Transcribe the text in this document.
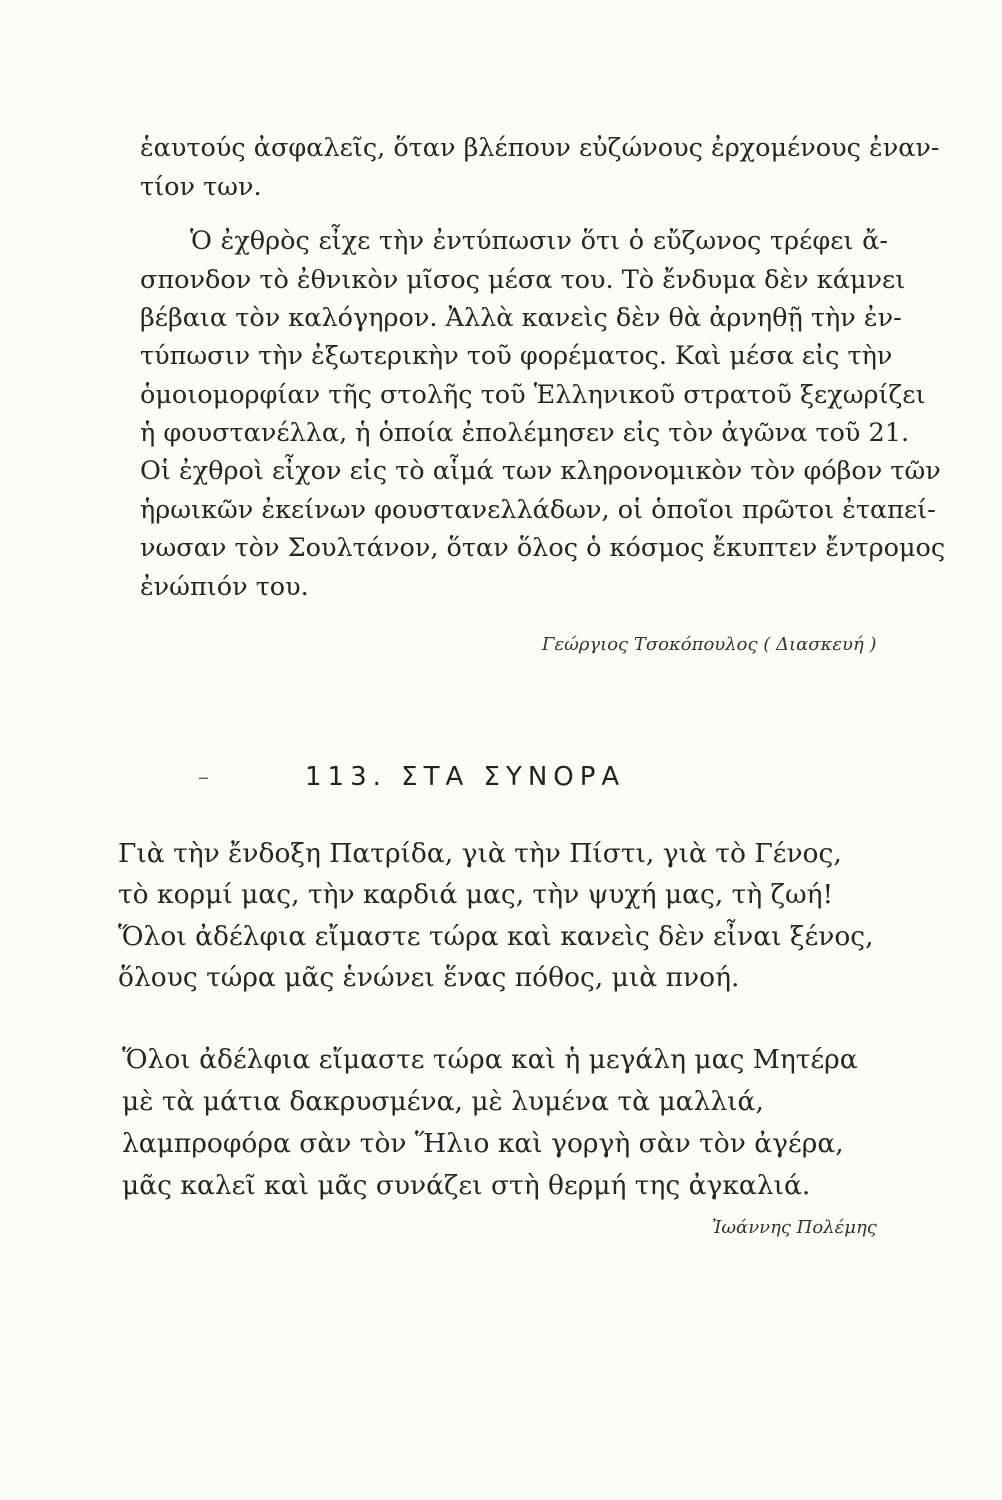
ἑαυτούς ἀσφαλεῖς, ὅταν βλέπουν εὐζώνους ἐρχομένους ἐναν-
τίον των.
Ὁ ἐχθρὸς εἶχε τὴν ἐντύπωσιν ὅτι ὁ εὔζωνος τρέφει ἄ-
σπονδον τὸ ἐθνικὸν μῖσος μέσα του. Τὸ ἔνδυμα δὲν κάμνει
βέβαια τὸν καλόγηρον. Ἀλλὰ κανεὶς δὲν θὰ ἀρνηθῇ τὴν ἐν-
τύπωσιν τὴν ἐξωτερικὴν τοῦ φορέματος. Καὶ μέσα εἰς τὴν
ὁμοιομορφίαν τῆς στολῆς τοῦ Ἑλληνικοῦ στρατοῦ ξεχωρίζει
ἡ φουστανέλλα, ἡ ὁποία ἐπολέμησεν εἰς τὸν ἀγῶνα τοῦ 21.
Οἱ ἐχθροὶ εἶχον εἰς τὸ αἷμά των κληρονομικὸν τὸν φόβον τῶν
ἡρωικῶν ἐκείνων φουστανελλάδων, οἱ ὁποῖοι πρῶτοι ἐταπεί-
νωσαν τὸν Σουλτάνον, ὅταν ὅλος ὁ κόσμος ἔκυπτεν ἔντρομος
ἐνώπιόν του.
Γεώργιος Τσοκόπουλος ( Διασκευή )
–	113. ΣΤΑ ΣΥΝΟΡΑ
Γιὰ τὴν ἔνδοξη Πατρίδα, γιὰ τὴν Πίστι, γιὰ τὸ Γένος,
τὸ κορμί μας, τὴν καρδιά μας, τὴν ψυχή μας, τὴ ζωή!
Ὅλοι ἀδέλφια εἴμαστε τώρα καὶ κανεὶς δὲν εἶναι ξένος,
ὅλους τώρα μᾶς ἑνώνει ἕνας πόθος, μιὰ πνοή.
Ὅλοι ἀδέλφια εἴμαστε τώρα καὶ ἡ μεγάλη μας Μητέρα
μὲ τὰ μάτια δακρυσμένα, μὲ λυμένα τὰ μαλλιά,
λαμπροφόρα σὰν τὸν Ἥλιο καὶ γοργὴ σὰν τὸν ἀγέρα,
μᾶς καλεῖ καὶ μᾶς συνάζει στὴ θερμή της ἀγκαλιά.
Ἰωάννης Πολέμης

*Objective:*
Return each line from the material above exactly, but not the pictures.

*Result:*
Transcribe the text in this document.
ἑαυτούς ἀσφαλεῖς, ὅταν βλέπουν εὐζώνους ἐρχομένους ἐναν-
τίον των.
Ὁ ἐχθρὸς εἶχε τὴν ἐντύπωσιν ὅτι ὁ εὔζωνος τρέφει ἄ-
σπονδον τὸ ἐθνικὸν μῖσος μέσα του. Τὸ ἔνδυμα δὲν κάμνει
βέβαια τὸν καλόγηρον. Ἀλλὰ κανεὶς δὲν θὰ ἀρνηθῇ τὴν ἐν-
τύπωσιν τὴν ἐξωτερικὴν τοῦ φορέματος. Καὶ μέσα εἰς τὴν
ὁμοιομορφίαν τῆς στολῆς τοῦ Ἑλληνικοῦ στρατοῦ ξεχωρίζει
ἡ φουστανέλλα, ἡ ὁποία ἐπολέμησεν εἰς τὸν ἀγῶνα τοῦ 21.
Οἱ ἐχθροὶ εἶχον εἰς τὸ αἷμά των κληρονομικὸν τὸν φόβον τῶν
ἡρωικῶν ἐκείνων φουστανελλάδων, οἱ ὁποῖοι πρῶτοι ἐταπεί-
νωσαν τὸν Σουλτάνον, ὅταν ὅλος ὁ κόσμος ἔκυπτεν ἔντρομος
ἐνώπιόν του.
Γεώργιος Τσοκόπουλος ( Διασκευή )
–	113. ΣΤΑ ΣΥΝΟΡΑ
Γιὰ τὴν ἔνδοξη Πατρίδα, γιὰ τὴν Πίστι, γιὰ τὸ Γένος,
τὸ κορμί μας, τὴν καρδιά μας, τὴν ψυχή μας, τὴ ζωή!
Ὅλοι ἀδέλφια εἴμαστε τώρα καὶ κανεὶς δὲν εἶναι ξένος,
ὅλους τώρα μᾶς ἑνώνει ἕνας πόθος, μιὰ πνοή.
Ὅλοι ἀδέλφια εἴμαστε τώρα καὶ ἡ μεγάλη μας Μητέρα
μὲ τὰ μάτια δακρυσμένα, μὲ λυμένα τὰ μαλλιά,
λαμπροφόρα σὰν τὸν Ἥλιο καὶ γοργὴ σὰν τὸν ἀγέρα,
μᾶς καλεῖ καὶ μᾶς συνάζει στὴ θερμή της ἀγκαλιά.
Ἰωάννης Πολέμης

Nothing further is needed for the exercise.